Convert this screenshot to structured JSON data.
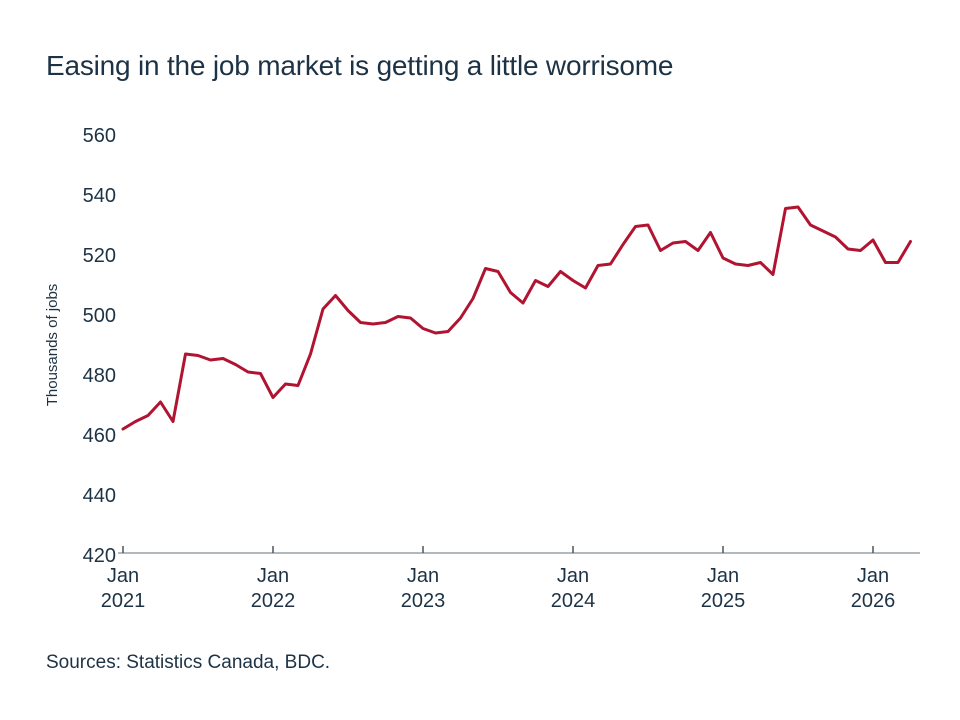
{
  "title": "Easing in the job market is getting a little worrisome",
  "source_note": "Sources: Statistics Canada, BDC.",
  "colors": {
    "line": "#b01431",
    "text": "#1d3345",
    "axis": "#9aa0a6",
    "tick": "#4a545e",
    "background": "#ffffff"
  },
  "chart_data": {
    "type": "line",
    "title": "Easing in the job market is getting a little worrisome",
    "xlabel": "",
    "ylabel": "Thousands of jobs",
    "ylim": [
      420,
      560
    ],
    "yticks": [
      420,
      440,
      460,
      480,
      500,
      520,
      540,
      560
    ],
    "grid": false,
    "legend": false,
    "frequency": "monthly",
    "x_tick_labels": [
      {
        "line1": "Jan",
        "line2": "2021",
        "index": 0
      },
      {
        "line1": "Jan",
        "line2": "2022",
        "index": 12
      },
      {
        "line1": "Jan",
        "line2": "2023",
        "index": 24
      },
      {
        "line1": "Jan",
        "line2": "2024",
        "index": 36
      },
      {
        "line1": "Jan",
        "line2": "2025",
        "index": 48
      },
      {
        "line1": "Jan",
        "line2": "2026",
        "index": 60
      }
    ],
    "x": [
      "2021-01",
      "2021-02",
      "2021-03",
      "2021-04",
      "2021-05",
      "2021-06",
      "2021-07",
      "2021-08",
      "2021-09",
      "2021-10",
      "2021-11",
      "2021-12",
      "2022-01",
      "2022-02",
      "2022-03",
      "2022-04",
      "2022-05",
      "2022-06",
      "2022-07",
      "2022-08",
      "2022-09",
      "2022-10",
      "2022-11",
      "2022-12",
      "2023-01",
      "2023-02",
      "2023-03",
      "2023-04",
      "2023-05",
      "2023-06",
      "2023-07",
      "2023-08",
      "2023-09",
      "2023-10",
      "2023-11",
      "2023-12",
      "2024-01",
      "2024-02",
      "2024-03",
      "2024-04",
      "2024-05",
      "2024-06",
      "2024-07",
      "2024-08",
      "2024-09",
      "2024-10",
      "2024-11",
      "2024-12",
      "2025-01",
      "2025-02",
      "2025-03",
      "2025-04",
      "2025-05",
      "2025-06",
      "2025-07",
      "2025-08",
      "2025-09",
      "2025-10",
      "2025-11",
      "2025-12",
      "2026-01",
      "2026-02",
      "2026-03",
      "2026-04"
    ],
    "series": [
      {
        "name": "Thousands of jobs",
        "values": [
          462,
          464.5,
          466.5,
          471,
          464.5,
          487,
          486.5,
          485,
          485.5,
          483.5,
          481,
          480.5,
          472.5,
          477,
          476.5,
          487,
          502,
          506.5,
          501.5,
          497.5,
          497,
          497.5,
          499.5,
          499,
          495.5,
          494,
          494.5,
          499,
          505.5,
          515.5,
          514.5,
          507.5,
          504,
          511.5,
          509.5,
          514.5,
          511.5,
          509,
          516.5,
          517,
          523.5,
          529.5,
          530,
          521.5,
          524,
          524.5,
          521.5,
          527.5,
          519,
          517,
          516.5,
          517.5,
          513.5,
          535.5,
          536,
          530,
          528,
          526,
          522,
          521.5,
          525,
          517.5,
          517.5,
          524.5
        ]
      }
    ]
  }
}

++++++++++

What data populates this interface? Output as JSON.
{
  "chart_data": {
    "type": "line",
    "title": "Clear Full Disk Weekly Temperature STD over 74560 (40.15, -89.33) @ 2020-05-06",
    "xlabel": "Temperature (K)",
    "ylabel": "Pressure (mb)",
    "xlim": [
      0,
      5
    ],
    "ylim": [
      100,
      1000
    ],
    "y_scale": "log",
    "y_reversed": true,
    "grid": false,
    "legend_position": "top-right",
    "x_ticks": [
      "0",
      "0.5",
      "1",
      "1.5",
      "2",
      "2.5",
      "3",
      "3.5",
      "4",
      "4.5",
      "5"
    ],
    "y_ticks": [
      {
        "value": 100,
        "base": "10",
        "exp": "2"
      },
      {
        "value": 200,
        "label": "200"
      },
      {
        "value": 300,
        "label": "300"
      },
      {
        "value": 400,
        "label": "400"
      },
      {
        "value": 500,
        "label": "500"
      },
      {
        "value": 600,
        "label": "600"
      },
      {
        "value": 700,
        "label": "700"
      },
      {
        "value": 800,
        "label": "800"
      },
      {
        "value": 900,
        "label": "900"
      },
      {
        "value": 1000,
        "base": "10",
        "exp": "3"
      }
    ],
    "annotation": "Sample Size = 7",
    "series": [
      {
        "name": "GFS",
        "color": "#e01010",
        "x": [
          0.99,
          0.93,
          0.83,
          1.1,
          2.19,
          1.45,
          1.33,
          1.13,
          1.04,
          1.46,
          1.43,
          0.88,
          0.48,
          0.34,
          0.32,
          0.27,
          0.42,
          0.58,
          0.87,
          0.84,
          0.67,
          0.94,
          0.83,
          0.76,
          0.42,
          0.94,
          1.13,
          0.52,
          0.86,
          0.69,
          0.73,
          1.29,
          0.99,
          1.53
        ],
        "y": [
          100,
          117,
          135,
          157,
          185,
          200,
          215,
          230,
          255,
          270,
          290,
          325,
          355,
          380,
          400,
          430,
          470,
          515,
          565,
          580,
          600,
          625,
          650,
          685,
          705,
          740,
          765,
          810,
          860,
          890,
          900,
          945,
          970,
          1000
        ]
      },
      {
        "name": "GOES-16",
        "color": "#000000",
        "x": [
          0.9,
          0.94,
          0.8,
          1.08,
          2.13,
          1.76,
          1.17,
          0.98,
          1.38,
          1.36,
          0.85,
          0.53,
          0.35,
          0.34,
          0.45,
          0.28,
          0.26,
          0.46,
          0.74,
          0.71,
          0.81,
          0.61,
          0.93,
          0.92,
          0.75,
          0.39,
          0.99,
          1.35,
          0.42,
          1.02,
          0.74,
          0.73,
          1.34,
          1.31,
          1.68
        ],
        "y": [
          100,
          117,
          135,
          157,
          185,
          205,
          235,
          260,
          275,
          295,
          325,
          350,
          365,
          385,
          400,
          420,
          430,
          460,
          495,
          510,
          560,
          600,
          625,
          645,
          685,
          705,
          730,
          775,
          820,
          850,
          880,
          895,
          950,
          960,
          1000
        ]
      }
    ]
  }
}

++++++++++

GIVEN PROBLEM
Pick out all lines from the data above in which the word "this" appears.

TASK ANSWER
Convert this screenshot to structured JSON data.
What data populates this interface? Output as JSON.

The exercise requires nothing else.